- [EXTRACTED TEXT]:
==*==

Sometimes I think the waiting of Advent - waiting for God to break into our world with salvation and redemption - can, if we aren't careful, turn into a fixed idea of what it is we're waiting for. We gather ideas and images of what the redemption will look like, what needs to happen in order for our salvation to be complete. And sometimes when redemption comes it is not at all in the shape we anticipated. Sometimes it doesn't even look particularly redemptive. Sometimes a redemptive moment is disguised under moments of shock and grief, and we have to wait a while. Only when the shock of events begins to recede do we begin to understand that redemption is hidden in the shadows of current events, waiting to dawn on us when the right moment comes.

Death seems pretty bleak as an answer to prayer. But even a shortened life still has its impact. Even now, years later, I still sometimes think I see Randy's extraordinary clear blue eyes looking into mine, searching for honesty, looking for the answer I'm afraid to articulate. Even now, his legacy to me is to make me brave enough to tell the truth, to myself most of all, regardless of whether other people approve.

Earlier this year I collected up a lot of poems and prayers about death while I was planning a memorial service. I came across this one, which was originally written for Jonny's father . It fits the theme rather aptly of transforming our idea of what we are waiting and praying for. Sometimes our prayers get answered, but not at all in the way we've envisaged.

==*==

- [DIRECTIVES]:
1) In the Advent reflection, what was the writer planning while collecting poems and prayers about death earlier this year?
2) Rewrite the part of the Advent reflection starting with "Death seems pretty" and going on through "way we've envisaged.", putting "funeral" in place of "memorial service".
3) Carry the Advent reflection forward from its final sentence.

- [RECORDED INFORMATION]:
==*==

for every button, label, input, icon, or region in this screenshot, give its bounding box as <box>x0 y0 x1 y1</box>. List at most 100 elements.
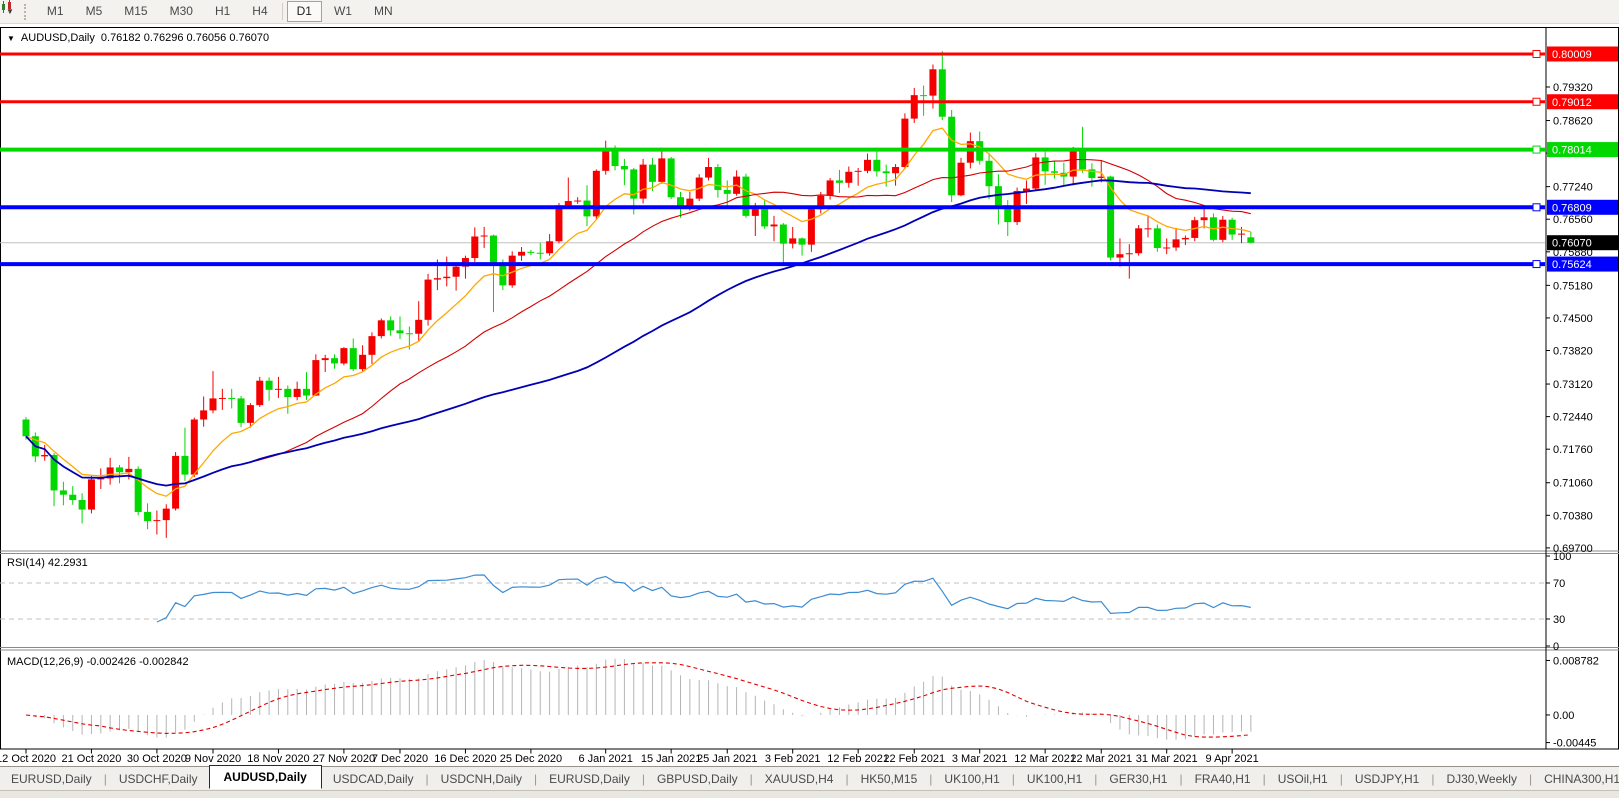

==*==

- [THE RESULTS]:
1) A memorial service.

2)
Death seems pretty bleak as an answer to prayer. But even a shortened life still has its impact. Even now, years later, I still sometimes think I see Randy's extraordinary clear blue eyes looking into mine, searching for honesty, looking for the answer I'm afraid to articulate. Even now, his legacy to me is to make me brave enough to tell the truth, to myself most of all, regardless of whether other people approve.

Earlier this year I collected up a lot of poems and prayers about death while I was planning a funeral. I came across this one, which was originally written for Jonny's father . It fits the theme rather aptly of transforming our idea of what we are waiting and praying for. Sometimes our prayers get answered, but not at all in the way we've envisaged.

3)
it was a marvellous healing;
after the months of asking,
of waiting;
after the desperate, slow deterioration,
the warring tides
of faith and doubt:
to be released in an instant,
from every pain.
it was as if the very molecules of his flesh
had been infused, invaded,
with the life of God,
until he was filled, fit to burst,
with the Shalom, the peace,
of the Father's rule.
limbs that had fallen flaccid with weakness
waved and danced with joy;
lungs that had so utterly failed him
sang out with strength and boldness.

he ran
through the unfamiliar sunlight,
drinking it in,
experiencing all at once
the thousand and one feelings
that for so long had been denied him.

it was a marvellous healing:
to be so totally restored,
made whole,
rebuilt.
it had just surprised him,
a little,
that he had had to die
to receive it.

(gerard kelly)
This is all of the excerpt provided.